▶ [What is being asked]:
Read the listing and extract each line that includes the word "JSON".

══════════

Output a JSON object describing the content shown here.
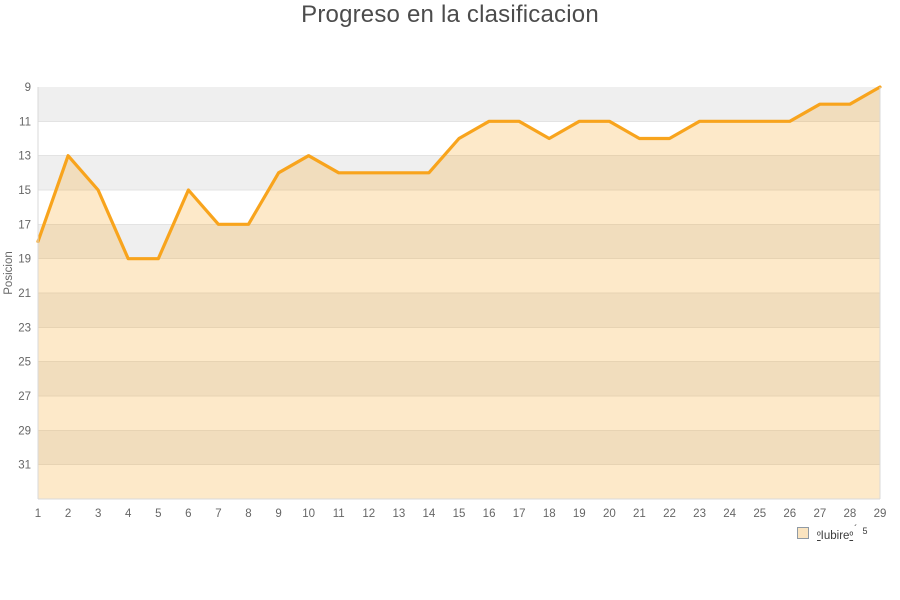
{
  "chart_data": {
    "type": "line",
    "title": "Progreso en la clasificacion",
    "xlabel": "",
    "ylabel": "Posicion",
    "x": [
      1,
      2,
      3,
      4,
      5,
      6,
      7,
      8,
      9,
      10,
      11,
      12,
      13,
      14,
      15,
      16,
      17,
      18,
      19,
      20,
      21,
      22,
      23,
      24,
      25,
      26,
      27,
      28,
      29
    ],
    "series": [
      {
        "name": "ºIubireº´5",
        "values": [
          18,
          13,
          15,
          19,
          19,
          15,
          17,
          17,
          14,
          13,
          14,
          14,
          14,
          14,
          12,
          11,
          11,
          12,
          11,
          11,
          12,
          12,
          11,
          11,
          11,
          11,
          10,
          10,
          9
        ]
      }
    ],
    "y_axis": {
      "min": 9,
      "max": 33,
      "tick_step": 2,
      "ticks": [
        9,
        11,
        13,
        15,
        17,
        19,
        21,
        23,
        25,
        27,
        29,
        31
      ],
      "inverted": true
    },
    "x_axis": {
      "min": 1,
      "max": 29
    },
    "grid": "alternating-horizontal-bands",
    "legend_position": "bottom-right",
    "colors": {
      "line": "#F8A41D",
      "area_fill": "rgba(247,164,28,0.24)",
      "band_gray": "#EFEFEF",
      "band_white": "#FFFFFF",
      "gridline": "#E3E3E3",
      "axis_border": "#D9D9D9",
      "tick_label": "#666666",
      "title": "#4C4C4C"
    }
  },
  "legend": {
    "prefix": "º",
    "name": "Iubire",
    "suffix": "º",
    "accent": "´",
    "sup": "5"
  }
}
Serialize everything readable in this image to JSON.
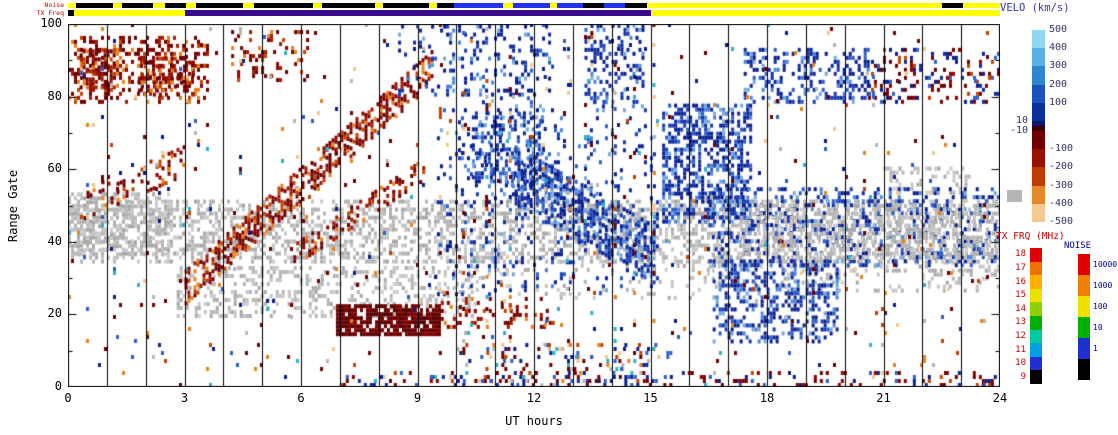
{
  "labels": {
    "noise_strip": "Noise",
    "txfreq_strip": "TX Freq",
    "ylabel": "Range Gate",
    "xlabel": "UT hours",
    "velo_title": "VELO (km/s)",
    "txfrq_title": "TX FRQ (MHz)",
    "noise_title": "NOISE"
  },
  "chart_data": {
    "type": "heatmap",
    "title": "",
    "xlabel": "UT hours",
    "ylabel": "Range Gate",
    "xlim": [
      0,
      24
    ],
    "ylim": [
      0,
      100
    ],
    "x_ticks": [
      0,
      3,
      6,
      9,
      12,
      15,
      18,
      21,
      24
    ],
    "y_ticks": [
      0,
      20,
      40,
      60,
      80,
      100
    ],
    "grid": "vertical black line every 1 hour",
    "colorbars": {
      "velocity": {
        "title": "VELO (km/s)",
        "colors": [
          "#90d8f0",
          "#58b0e4",
          "#2f84d0",
          "#1b52bc",
          "#0c2f9e",
          "#071a6e",
          "#400000",
          "#700000",
          "#981000",
          "#bf3c00",
          "#e4882a",
          "#f5c894"
        ],
        "right_labels": [
          "500",
          "400",
          "300",
          "200",
          "100",
          "-100",
          "-200",
          "-300",
          "-400",
          "-500"
        ],
        "left_labels": [
          "10",
          "-10"
        ],
        "ground_scatter_color": "#b6b6b6"
      },
      "txfreq": {
        "title": "TX FRQ (MHz)",
        "labels": [
          "18",
          "17",
          "16",
          "15",
          "14",
          "13",
          "12",
          "11",
          "10",
          "9"
        ],
        "colors": [
          "#e00000",
          "#f07000",
          "#ffb000",
          "#f0e000",
          "#90d000",
          "#00b000",
          "#00c8a0",
          "#00a0e0",
          "#2030d0",
          "#000000"
        ]
      },
      "noise": {
        "title": "NOISE",
        "labels": [
          "10000",
          "1000",
          "100",
          "10",
          "1",
          ""
        ],
        "colors": [
          "#e00000",
          "#f08000",
          "#f0e000",
          "#00b000",
          "#2030d0",
          "#000000"
        ]
      }
    },
    "strips": {
      "noise": {
        "label": "Noise",
        "base": "#ffff00",
        "segments": [
          {
            "from": 0.2,
            "to": 1.15,
            "color": "#000000"
          },
          {
            "from": 1.4,
            "to": 2.2,
            "color": "#000000"
          },
          {
            "from": 2.5,
            "to": 3.05,
            "color": "#000000"
          },
          {
            "from": 3.3,
            "to": 4.5,
            "color": "#000000"
          },
          {
            "from": 4.8,
            "to": 6.3,
            "color": "#000000"
          },
          {
            "from": 6.55,
            "to": 7.9,
            "color": "#000000"
          },
          {
            "from": 8.1,
            "to": 9.3,
            "color": "#000000"
          },
          {
            "from": 9.5,
            "to": 9.95,
            "color": "#000000"
          },
          {
            "from": 9.95,
            "to": 11.2,
            "color": "#2233ee"
          },
          {
            "from": 11.45,
            "to": 12.4,
            "color": "#2233ee"
          },
          {
            "from": 12.6,
            "to": 13.25,
            "color": "#2233ee"
          },
          {
            "from": 13.25,
            "to": 13.8,
            "color": "#000000"
          },
          {
            "from": 13.8,
            "to": 14.35,
            "color": "#2233ee"
          },
          {
            "from": 14.35,
            "to": 14.9,
            "color": "#000000"
          },
          {
            "from": 22.5,
            "to": 23.05,
            "color": "#000000"
          }
        ]
      },
      "txfreq": {
        "label": "TX Freq",
        "base": "#ffff00",
        "segments": [
          {
            "from": 0.0,
            "to": 0.15,
            "color": "#000000"
          },
          {
            "from": 3.0,
            "to": 15.0,
            "color": "#3a0a8c"
          }
        ]
      }
    },
    "palettes": {
      "gs": [
        "#b6b6b6",
        "#c4c4c4",
        "#aaaaaa",
        "#cccccc"
      ],
      "neg": [
        "#6e0000",
        "#8c0000",
        "#a51a00",
        "#c44400",
        "#e8821e"
      ],
      "negdark": [
        "#5c0000",
        "#700000",
        "#840000"
      ],
      "pos": [
        "#0a1f8f",
        "#122c9e",
        "#1b3db8",
        "#2f5fc8",
        "#4f86d8",
        "#76aade"
      ],
      "negpos": [
        "#6e0000",
        "#0a1f8f",
        "#8c0000",
        "#122c9e",
        "#c44400",
        "#2f5fc8"
      ],
      "mix": [
        "#6e0000",
        "#0a1f8f",
        "#e8821e",
        "#2f5fc8",
        "#b6b6b6",
        "#30b0c8",
        "#c44400",
        "#f2c890"
      ]
    },
    "features": [
      {
        "type": "band",
        "x": [
          0,
          24
        ],
        "y": [
          34,
          51
        ],
        "density": 0.42,
        "palette": "gs"
      },
      {
        "type": "band",
        "x": [
          0,
          2.6
        ],
        "y": [
          36,
          53
        ],
        "density": 0.5,
        "palette": "gs"
      },
      {
        "type": "band",
        "x": [
          2.8,
          10.5
        ],
        "y": [
          19,
          33
        ],
        "density": 0.3,
        "palette": "gs"
      },
      {
        "type": "band",
        "x": [
          10.5,
          16.5
        ],
        "y": [
          24,
          34
        ],
        "density": 0.12,
        "palette": "gs"
      },
      {
        "type": "band",
        "x": [
          16.5,
          24
        ],
        "y": [
          26,
          36
        ],
        "density": 0.2,
        "palette": "gs"
      },
      {
        "type": "band",
        "x": [
          21,
          23.2
        ],
        "y": [
          53,
          60
        ],
        "density": 0.25,
        "palette": "gs"
      },
      {
        "type": "band",
        "x": [
          0,
          3.6
        ],
        "y": [
          78,
          96
        ],
        "density": 0.35,
        "palette": "neg"
      },
      {
        "type": "band",
        "x": [
          0.3,
          1.2
        ],
        "y": [
          82,
          92
        ],
        "density": 0.5,
        "palette": "neg"
      },
      {
        "type": "band",
        "x": [
          1.8,
          3.2
        ],
        "y": [
          80,
          90
        ],
        "density": 0.45,
        "palette": "neg"
      },
      {
        "type": "diag",
        "x": [
          0.4,
          3.0
        ],
        "yc": [
          50,
          62
        ],
        "hw": 4,
        "density": 0.22,
        "palette": "neg"
      },
      {
        "type": "diag",
        "x": [
          3.0,
          9.4
        ],
        "yc": [
          27,
          88
        ],
        "hw": 4.5,
        "density": 0.5,
        "palette": "neg"
      },
      {
        "type": "diag",
        "x": [
          5.8,
          9.2
        ],
        "yc": [
          36,
          60
        ],
        "hw": 3,
        "density": 0.3,
        "palette": "neg"
      },
      {
        "type": "band",
        "x": [
          4.2,
          6.2
        ],
        "y": [
          84,
          98
        ],
        "density": 0.2,
        "palette": "neg"
      },
      {
        "type": "band",
        "x": [
          6.9,
          9.6
        ],
        "y": [
          14,
          22
        ],
        "density": 0.8,
        "palette": "negdark"
      },
      {
        "type": "band",
        "x": [
          9.6,
          12.5
        ],
        "y": [
          16,
          24
        ],
        "density": 0.22,
        "palette": "neg"
      },
      {
        "type": "band",
        "x": [
          8.5,
          12.5
        ],
        "y": [
          80,
          100
        ],
        "density": 0.18,
        "palette": "pos"
      },
      {
        "type": "band",
        "x": [
          9.5,
          15.2
        ],
        "y": [
          25,
          80
        ],
        "density": 0.1,
        "palette": "pos"
      },
      {
        "type": "band",
        "x": [
          10.4,
          12.2
        ],
        "y": [
          55,
          75
        ],
        "density": 0.35,
        "palette": "pos"
      },
      {
        "type": "diag",
        "x": [
          11.5,
          15.1
        ],
        "yc": [
          58,
          36
        ],
        "hw": 8,
        "density": 0.5,
        "palette": "pos"
      },
      {
        "type": "band",
        "x": [
          13.3,
          14.8
        ],
        "y": [
          78,
          100
        ],
        "density": 0.3,
        "palette": "pos"
      },
      {
        "type": "band",
        "x": [
          15.3,
          17.6
        ],
        "y": [
          45,
          78
        ],
        "density": 0.5,
        "palette": "pos"
      },
      {
        "type": "band",
        "x": [
          16.6,
          19.8
        ],
        "y": [
          12,
          35
        ],
        "density": 0.4,
        "palette": "pos"
      },
      {
        "type": "band",
        "x": [
          16.5,
          24
        ],
        "y": [
          33,
          55
        ],
        "density": 0.25,
        "palette": "pos"
      },
      {
        "type": "band",
        "x": [
          17.2,
          24
        ],
        "y": [
          35,
          50
        ],
        "density": 0.3,
        "palette": "gs"
      },
      {
        "type": "band",
        "x": [
          17.4,
          20.6
        ],
        "y": [
          78,
          93
        ],
        "density": 0.3,
        "palette": "pos"
      },
      {
        "type": "band",
        "x": [
          20.6,
          24
        ],
        "y": [
          78,
          93
        ],
        "density": 0.22,
        "palette": "negpos"
      },
      {
        "type": "band",
        "x": [
          7,
          24
        ],
        "y": [
          0,
          4
        ],
        "density": 0.18,
        "palette": "negpos"
      },
      {
        "type": "band",
        "x": [
          10,
          15.5
        ],
        "y": [
          0,
          12
        ],
        "density": 0.15,
        "palette": "mix"
      },
      {
        "type": "vlines",
        "xs": [
          9.55,
          10.15,
          10.75,
          11.35,
          12.25,
          12.85,
          13.45,
          14.05,
          14.55,
          15.05
        ],
        "y": [
          0,
          100
        ],
        "density": 0.12,
        "palette": "mix"
      },
      {
        "type": "band",
        "x": [
          0,
          24
        ],
        "y": [
          0,
          100
        ],
        "density": 0.02,
        "palette": "mix"
      }
    ]
  }
}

══════════

▶ [Worked answer]:
Output a JSON object describing the content shown here.
Serialize everything readable in this image to JSON.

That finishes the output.